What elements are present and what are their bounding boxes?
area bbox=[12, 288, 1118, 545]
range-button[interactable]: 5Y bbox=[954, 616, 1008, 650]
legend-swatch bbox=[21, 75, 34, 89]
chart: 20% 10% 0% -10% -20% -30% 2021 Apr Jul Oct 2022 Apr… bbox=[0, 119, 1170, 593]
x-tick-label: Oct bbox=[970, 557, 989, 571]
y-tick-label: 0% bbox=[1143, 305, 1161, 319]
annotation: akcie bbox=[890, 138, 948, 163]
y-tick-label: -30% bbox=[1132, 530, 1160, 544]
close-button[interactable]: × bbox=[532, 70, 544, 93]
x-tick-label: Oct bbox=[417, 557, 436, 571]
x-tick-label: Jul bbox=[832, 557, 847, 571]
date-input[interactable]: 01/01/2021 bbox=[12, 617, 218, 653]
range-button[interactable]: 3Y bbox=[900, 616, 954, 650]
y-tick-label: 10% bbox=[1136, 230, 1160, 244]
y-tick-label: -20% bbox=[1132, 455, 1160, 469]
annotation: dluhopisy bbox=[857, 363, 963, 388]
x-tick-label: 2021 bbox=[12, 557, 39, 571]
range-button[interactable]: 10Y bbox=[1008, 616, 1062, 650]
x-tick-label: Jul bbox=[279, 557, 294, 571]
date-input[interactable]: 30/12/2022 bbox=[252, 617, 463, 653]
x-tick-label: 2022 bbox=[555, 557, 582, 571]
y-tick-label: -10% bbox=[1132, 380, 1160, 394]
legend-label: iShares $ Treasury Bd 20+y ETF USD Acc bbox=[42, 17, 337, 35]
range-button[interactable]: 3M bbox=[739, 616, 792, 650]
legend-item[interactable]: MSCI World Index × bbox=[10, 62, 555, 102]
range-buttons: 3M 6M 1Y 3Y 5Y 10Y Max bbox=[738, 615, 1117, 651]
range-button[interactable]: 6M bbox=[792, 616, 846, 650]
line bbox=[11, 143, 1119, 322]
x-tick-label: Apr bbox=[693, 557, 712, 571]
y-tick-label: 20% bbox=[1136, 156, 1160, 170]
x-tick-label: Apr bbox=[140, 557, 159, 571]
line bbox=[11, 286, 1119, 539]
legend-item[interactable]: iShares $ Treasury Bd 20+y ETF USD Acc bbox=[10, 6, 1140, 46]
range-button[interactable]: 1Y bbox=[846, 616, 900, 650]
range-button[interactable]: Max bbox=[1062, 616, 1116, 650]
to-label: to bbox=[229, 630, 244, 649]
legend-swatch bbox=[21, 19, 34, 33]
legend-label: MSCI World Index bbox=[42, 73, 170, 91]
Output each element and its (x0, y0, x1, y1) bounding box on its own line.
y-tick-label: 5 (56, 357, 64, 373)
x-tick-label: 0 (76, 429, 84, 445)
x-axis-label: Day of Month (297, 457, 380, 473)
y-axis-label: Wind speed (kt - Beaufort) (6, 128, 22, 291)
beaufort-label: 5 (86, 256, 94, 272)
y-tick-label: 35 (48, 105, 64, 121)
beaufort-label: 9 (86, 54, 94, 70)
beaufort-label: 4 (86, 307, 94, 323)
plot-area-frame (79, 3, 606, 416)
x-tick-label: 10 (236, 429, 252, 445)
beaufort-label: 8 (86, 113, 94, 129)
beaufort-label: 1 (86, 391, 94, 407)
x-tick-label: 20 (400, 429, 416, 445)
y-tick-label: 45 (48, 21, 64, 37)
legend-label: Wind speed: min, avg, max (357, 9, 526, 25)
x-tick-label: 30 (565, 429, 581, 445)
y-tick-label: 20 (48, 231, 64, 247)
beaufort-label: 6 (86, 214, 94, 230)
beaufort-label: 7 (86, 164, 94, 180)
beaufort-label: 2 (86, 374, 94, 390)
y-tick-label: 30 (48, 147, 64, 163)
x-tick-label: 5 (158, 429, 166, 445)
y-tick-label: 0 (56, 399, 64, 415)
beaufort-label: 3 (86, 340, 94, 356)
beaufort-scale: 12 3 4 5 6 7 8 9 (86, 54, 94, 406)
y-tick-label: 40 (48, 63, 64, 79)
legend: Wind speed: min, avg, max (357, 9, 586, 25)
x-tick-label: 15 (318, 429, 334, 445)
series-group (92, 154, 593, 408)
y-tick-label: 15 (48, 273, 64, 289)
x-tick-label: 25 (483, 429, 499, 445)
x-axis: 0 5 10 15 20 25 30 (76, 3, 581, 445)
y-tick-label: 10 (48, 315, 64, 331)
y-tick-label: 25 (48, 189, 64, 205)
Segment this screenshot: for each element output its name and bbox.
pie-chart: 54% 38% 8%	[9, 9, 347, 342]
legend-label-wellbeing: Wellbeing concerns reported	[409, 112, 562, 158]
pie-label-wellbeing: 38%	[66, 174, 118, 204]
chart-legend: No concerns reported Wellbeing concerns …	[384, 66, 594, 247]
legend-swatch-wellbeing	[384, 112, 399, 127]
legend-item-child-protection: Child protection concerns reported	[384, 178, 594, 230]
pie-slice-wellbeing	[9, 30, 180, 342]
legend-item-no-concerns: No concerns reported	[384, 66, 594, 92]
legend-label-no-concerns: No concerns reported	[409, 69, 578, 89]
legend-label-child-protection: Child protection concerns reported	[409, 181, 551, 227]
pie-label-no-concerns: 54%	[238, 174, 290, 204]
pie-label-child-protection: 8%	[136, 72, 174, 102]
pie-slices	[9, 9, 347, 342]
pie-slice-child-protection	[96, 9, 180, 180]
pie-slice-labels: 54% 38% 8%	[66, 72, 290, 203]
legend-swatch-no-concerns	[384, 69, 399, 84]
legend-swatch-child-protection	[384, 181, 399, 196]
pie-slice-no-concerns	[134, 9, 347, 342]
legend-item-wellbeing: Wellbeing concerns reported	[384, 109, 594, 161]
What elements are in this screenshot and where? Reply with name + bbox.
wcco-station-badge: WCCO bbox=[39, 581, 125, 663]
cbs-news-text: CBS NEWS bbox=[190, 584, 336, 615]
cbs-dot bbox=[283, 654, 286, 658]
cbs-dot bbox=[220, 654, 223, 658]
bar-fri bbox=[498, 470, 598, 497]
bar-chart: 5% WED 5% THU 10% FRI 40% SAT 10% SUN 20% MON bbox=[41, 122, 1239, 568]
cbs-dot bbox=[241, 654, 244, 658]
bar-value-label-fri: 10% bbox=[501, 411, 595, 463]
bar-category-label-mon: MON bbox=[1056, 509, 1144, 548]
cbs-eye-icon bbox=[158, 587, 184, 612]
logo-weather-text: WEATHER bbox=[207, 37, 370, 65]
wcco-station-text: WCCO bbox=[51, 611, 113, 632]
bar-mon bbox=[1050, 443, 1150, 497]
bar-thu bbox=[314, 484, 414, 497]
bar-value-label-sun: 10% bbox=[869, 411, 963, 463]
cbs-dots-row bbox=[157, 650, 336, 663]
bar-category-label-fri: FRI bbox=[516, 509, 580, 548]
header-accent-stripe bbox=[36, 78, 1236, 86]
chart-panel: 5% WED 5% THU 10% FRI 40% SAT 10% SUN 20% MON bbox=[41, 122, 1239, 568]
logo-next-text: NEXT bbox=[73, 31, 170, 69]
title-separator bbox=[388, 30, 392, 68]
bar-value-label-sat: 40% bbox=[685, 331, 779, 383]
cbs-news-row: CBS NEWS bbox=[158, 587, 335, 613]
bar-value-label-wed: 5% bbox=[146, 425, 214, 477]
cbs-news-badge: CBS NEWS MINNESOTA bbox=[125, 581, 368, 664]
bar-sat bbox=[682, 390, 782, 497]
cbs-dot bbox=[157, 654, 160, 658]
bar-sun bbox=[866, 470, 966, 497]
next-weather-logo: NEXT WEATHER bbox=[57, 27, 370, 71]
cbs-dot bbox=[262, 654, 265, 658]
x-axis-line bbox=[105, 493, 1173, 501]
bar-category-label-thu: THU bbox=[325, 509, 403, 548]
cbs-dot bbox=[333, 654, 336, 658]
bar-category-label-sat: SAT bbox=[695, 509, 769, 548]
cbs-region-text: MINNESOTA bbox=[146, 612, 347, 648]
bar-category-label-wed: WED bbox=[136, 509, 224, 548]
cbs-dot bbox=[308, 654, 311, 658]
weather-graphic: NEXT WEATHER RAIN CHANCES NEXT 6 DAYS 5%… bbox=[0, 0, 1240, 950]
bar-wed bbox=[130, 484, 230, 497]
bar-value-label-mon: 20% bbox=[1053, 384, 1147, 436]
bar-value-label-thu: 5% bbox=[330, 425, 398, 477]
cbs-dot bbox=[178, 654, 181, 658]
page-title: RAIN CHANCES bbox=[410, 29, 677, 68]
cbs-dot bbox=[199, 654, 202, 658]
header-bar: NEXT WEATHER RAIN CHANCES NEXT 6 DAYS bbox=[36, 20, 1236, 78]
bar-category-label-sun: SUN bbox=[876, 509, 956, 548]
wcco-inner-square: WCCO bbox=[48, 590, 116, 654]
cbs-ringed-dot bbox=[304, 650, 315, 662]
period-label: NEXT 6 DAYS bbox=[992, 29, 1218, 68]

▶ **Required task**
Pull out every line of the listing above, from its very first line down to the line containing "x-tick-label: Jul bbox=[832, 557, 847, 571]", with both ends included, and reproduce them without any change.

▶ **Answer for this exercise**
What elements are present and what are their bounding boxes?
area bbox=[12, 288, 1118, 545]
range-button[interactable]: 5Y bbox=[954, 616, 1008, 650]
legend-swatch bbox=[21, 75, 34, 89]
chart: 20% 10% 0% -10% -20% -30% 2021 Apr Jul Oct 2022 Apr… bbox=[0, 119, 1170, 593]
x-tick-label: Oct bbox=[970, 557, 989, 571]
y-tick-label: 0% bbox=[1143, 305, 1161, 319]
annotation: akcie bbox=[890, 138, 948, 163]
y-tick-label: -30% bbox=[1132, 530, 1160, 544]
close-button[interactable]: × bbox=[532, 70, 544, 93]
x-tick-label: Oct bbox=[417, 557, 436, 571]
x-tick-label: Jul bbox=[832, 557, 847, 571]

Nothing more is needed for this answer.